Short problem >> Repeat the records below exactly as they appear.

(Records about charts and figures)
--- BEGIN ---
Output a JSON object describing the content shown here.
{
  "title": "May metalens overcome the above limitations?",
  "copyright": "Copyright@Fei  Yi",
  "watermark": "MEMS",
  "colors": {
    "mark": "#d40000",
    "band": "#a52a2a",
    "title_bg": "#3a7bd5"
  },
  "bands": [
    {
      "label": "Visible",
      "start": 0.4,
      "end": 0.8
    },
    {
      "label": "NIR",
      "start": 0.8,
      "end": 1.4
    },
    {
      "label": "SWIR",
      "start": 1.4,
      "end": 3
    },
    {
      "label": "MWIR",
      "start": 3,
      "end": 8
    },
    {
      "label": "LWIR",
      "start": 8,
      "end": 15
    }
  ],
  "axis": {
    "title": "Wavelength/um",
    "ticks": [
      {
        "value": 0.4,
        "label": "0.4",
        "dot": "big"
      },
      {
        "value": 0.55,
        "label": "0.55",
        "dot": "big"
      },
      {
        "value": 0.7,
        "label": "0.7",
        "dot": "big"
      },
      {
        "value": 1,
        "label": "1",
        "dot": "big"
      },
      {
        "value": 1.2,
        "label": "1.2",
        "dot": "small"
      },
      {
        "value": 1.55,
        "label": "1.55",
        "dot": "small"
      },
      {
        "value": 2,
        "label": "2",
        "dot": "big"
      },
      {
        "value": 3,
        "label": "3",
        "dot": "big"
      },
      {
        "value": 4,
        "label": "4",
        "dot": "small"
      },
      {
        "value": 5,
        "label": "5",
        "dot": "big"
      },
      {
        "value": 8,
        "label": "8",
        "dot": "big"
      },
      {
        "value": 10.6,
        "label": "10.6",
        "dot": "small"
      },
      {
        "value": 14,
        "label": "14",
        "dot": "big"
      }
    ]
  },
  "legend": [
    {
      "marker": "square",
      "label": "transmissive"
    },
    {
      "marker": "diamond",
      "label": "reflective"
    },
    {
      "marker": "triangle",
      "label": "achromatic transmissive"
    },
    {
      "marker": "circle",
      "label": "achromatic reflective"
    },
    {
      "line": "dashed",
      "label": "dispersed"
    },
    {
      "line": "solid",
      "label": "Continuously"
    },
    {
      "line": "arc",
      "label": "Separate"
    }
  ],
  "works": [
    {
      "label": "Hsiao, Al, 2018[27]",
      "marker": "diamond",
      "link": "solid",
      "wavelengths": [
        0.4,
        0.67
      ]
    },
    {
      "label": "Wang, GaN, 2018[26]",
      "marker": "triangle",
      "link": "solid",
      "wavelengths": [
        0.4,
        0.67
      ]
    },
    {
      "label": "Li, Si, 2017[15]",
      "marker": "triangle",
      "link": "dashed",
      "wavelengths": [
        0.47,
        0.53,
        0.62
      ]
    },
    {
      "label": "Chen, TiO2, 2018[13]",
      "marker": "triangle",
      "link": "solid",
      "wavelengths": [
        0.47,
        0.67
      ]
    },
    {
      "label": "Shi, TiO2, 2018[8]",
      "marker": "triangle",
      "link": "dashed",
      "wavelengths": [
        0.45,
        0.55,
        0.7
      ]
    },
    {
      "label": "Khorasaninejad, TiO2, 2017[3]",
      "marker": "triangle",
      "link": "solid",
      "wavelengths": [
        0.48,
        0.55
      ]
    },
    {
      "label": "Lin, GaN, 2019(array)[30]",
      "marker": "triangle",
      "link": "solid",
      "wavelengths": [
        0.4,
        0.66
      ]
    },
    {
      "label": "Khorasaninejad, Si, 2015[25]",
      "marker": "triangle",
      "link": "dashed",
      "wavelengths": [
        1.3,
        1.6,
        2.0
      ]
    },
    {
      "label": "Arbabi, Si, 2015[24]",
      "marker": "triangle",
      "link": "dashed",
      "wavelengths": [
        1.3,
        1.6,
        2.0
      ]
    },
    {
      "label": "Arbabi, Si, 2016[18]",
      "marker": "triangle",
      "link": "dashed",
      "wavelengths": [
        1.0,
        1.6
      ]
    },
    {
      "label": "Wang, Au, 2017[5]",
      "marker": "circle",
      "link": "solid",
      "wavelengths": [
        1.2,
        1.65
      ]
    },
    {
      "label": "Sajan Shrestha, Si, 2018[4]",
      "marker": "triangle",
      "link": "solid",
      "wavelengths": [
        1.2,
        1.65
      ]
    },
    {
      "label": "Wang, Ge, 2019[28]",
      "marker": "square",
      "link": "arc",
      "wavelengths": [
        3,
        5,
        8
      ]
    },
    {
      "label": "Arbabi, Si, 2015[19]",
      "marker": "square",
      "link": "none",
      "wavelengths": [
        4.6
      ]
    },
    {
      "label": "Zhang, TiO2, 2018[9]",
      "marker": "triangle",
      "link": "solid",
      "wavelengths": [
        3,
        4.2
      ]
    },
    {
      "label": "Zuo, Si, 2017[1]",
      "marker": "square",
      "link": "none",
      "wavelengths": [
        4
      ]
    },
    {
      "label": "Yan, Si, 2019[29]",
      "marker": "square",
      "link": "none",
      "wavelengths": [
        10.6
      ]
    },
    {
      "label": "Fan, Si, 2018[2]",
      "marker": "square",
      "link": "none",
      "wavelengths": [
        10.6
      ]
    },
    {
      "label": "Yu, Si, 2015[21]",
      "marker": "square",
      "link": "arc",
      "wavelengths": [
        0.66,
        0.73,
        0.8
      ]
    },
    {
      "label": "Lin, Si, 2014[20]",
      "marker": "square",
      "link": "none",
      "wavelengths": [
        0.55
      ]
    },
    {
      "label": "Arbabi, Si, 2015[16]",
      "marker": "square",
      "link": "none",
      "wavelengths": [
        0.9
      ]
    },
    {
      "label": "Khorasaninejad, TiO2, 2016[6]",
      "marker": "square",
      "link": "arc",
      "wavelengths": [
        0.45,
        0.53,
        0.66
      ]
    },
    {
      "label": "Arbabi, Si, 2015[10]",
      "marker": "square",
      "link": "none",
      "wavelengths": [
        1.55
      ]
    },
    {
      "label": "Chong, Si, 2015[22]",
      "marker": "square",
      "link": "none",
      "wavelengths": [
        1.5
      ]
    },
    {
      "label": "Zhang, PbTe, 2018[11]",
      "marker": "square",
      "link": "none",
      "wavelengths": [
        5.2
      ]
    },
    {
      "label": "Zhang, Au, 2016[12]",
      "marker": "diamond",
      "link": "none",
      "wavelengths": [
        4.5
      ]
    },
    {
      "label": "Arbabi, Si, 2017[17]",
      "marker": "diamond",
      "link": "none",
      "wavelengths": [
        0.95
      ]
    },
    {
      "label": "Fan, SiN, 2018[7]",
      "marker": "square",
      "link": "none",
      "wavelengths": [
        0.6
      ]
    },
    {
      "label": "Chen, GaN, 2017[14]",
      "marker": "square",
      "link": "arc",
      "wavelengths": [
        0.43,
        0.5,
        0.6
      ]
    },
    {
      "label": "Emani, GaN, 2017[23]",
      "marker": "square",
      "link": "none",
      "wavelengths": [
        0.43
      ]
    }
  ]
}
--- END ---
Written solution >>
Output a JSON object describing the content shown here.
{
  "title": "May metalens overcome the above limitations?",
  "copyright": "Copyright@Fei  Yi",
  "watermark": "MEMS",
  "colors": {
    "mark": "#d40000",
    "band": "#a52a2a",
    "title_bg": "#3a7bd5"
  },
  "bands": [
    {
      "label": "Visible",
      "start": 0.4,
      "end": 0.8
    },
    {
      "label": "NIR",
      "start": 0.8,
      "end": 1.4
    },
    {
      "label": "SWIR",
      "start": 1.4,
      "end": 3
    },
    {
      "label": "MWIR",
      "start": 3,
      "end": 8
    },
    {
      "label": "LWIR",
      "start": 8,
      "end": 15
    }
  ],
  "axis": {
    "title": "Wavelength/um",
    "ticks": [
      {
        "value": 0.4,
        "label": "0.4",
        "dot": "big"
      },
      {
        "value": 0.55,
        "label": "0.55",
        "dot": "big"
      },
      {
        "value": 0.7,
        "label": "0.7",
        "dot": "big"
      },
      {
        "value": 1,
        "label": "1",
        "dot": "big"
      },
      {
        "value": 1.2,
        "label": "1.2",
        "dot": "small"
      },
      {
        "value": 1.55,
        "label": "1.55",
        "dot": "small"
      },
      {
        "value": 2,
        "label": "2",
        "dot": "big"
      },
      {
        "value": 3,
        "label": "3",
        "dot": "big"
      },
      {
        "value": 4,
        "label": "4",
        "dot": "small"
      },
      {
        "value": 5,
        "label": "5",
        "dot": "big"
      },
      {
        "value": 8,
        "label": "8",
        "dot": "big"
      },
      {
        "value": 10.6,
        "label": "10.6",
        "dot": "small"
      },
      {
        "value": 14,
        "label": "14",
        "dot": "big"
      }
    ]
  },
  "legend": [
    {
      "marker": "square",
      "label": "transmissive"
    },
    {
      "marker": "diamond",
      "label": "reflective"
    },
    {
      "marker": "triangle",
      "label": "achromatic transmissive"
    },
    {
      "marker": "circle",
      "label": "achromatic reflective"
    },
    {
      "line": "dashed",
      "label": "dispersed"
    },
    {
      "line": "solid",
      "label": "Continuously"
    },
    {
      "line": "arc",
      "label": "Separate"
    }
  ],
  "works": [
    {
      "label": "Hsiao, Al, 2018[27]",
      "marker": "diamond",
      "link": "solid",
      "wavelengths": [
        0.4,
        0.67
      ]
    },
    {
      "label": "Wang, GaN, 2018[26]",
      "marker": "triangle",
      "link": "solid",
      "wavelengths": [
        0.4,
        0.67
      ]
    },
    {
      "label": "Li, Si, 2017[15]",
      "marker": "triangle",
      "link": "dashed",
      "wavelengths": [
        0.47,
        0.53,
        0.62
      ]
    },
    {
      "label": "Chen, TiO2, 2018[13]",
      "marker": "triangle",
      "link": "solid",
      "wavelengths": [
        0.47,
        0.67
      ]
    },
    {
      "label": "Shi, TiO2, 2018[8]",
      "marker": "triangle",
      "link": "dashed",
      "wavelengths": [
        0.45,
        0.55,
        0.7
      ]
    },
    {
      "label": "Khorasaninejad, TiO2, 2017[3]",
      "marker": "triangle",
      "link": "solid",
      "wavelengths": [
        0.48,
        0.55
      ]
    },
    {
      "label": "Lin, GaN, 2019(array)[30]",
      "marker": "triangle",
      "link": "solid",
      "wavelengths": [
        0.4,
        0.66
      ]
    },
    {
      "label": "Khorasaninejad, Si, 2015[25]",
      "marker": "triangle",
      "link": "dashed",
      "wavelengths": [
        1.3,
        1.6,
        2.0
      ]
    },
    {
      "label": "Arbabi, Si, 2015[24]",
      "marker": "triangle",
      "link": "dashed",
      "wavelengths": [
        1.3,
        1.6,
        2.0
      ]
    },
    {
      "label": "Arbabi, Si, 2016[18]",
      "marker": "triangle",
      "link": "dashed",
      "wavelengths": [
        1.0,
        1.6
      ]
    },
    {
      "label": "Wang, Au, 2017[5]",
      "marker": "circle",
      "link": "solid",
      "wavelengths": [
        1.2,
        1.65
      ]
    },
    {
      "label": "Sajan Shrestha, Si, 2018[4]",
      "marker": "triangle",
      "link": "solid",
      "wavelengths": [
        1.2,
        1.65
      ]
    },
    {
      "label": "Wang, Ge, 2019[28]",
      "marker": "square",
      "link": "arc",
      "wavelengths": [
        3,
        5,
        8
      ]
    },
    {
      "label": "Arbabi, Si, 2015[19]",
      "marker": "square",
      "link": "none",
      "wavelengths": [
        4.6
      ]
    },
    {
      "label": "Zhang, TiO2, 2018[9]",
      "marker": "triangle",
      "link": "solid",
      "wavelengths": [
        3,
        4.2
      ]
    },
    {
      "label": "Zuo, Si, 2017[1]",
      "marker": "square",
      "link": "none",
      "wavelengths": [
        4
      ]
    },
    {
      "label": "Yan, Si, 2019[29]",
      "marker": "square",
      "link": "none",
      "wavelengths": [
        10.6
      ]
    },
    {
      "label": "Fan, Si, 2018[2]",
      "marker": "square",
      "link": "none",
      "wavelengths": [
        10.6
      ]
    },
    {
      "label": "Yu, Si, 2015[21]",
      "marker": "square",
      "link": "arc",
      "wavelengths": [
        0.66,
        0.73,
        0.8
      ]
    },
    {
      "label": "Lin, Si, 2014[20]",
      "marker": "square",
      "link": "none",
      "wavelengths": [
        0.55
      ]
    },
    {
      "label": "Arbabi, Si, 2015[16]",
      "marker": "square",
      "link": "none",
      "wavelengths": [
        0.9
      ]
    },
    {
      "label": "Khorasaninejad, TiO2, 2016[6]",
      "marker": "square",
      "link": "arc",
      "wavelengths": [
        0.45,
        0.53,
        0.66
      ]
    },
    {
      "label": "Arbabi, Si, 2015[10]",
      "marker": "square",
      "link": "none",
      "wavelengths": [
        1.55
      ]
    },
    {
      "label": "Chong, Si, 2015[22]",
      "marker": "square",
      "link": "none",
      "wavelengths": [
        1.5
      ]
    },
    {
      "label": "Zhang, PbTe, 2018[11]",
      "marker": "square",
      "link": "none",
      "wavelengths": [
        5.2
      ]
    },
    {
      "label": "Zhang, Au, 2016[12]",
      "marker": "diamond",
      "link": "none",
      "wavelengths": [
        4.5
      ]
    },
    {
      "label": "Arbabi, Si, 2017[17]",
      "marker": "diamond",
      "link": "none",
      "wavelengths": [
        0.95
      ]
    },
    {
      "label": "Fan, SiN, 2018[7]",
      "marker": "square",
      "link": "none",
      "wavelengths": [
        0.6
      ]
    },
    {
      "label": "Chen, GaN, 2017[14]",
      "marker": "square",
      "link": "arc",
      "wavelengths": [
        0.43,
        0.5,
        0.6
      ]
    },
    {
      "label": "Emani, GaN, 2017[23]",
      "marker": "square",
      "link": "none",
      "wavelengths": [
        0.43
      ]
    }
  ]
}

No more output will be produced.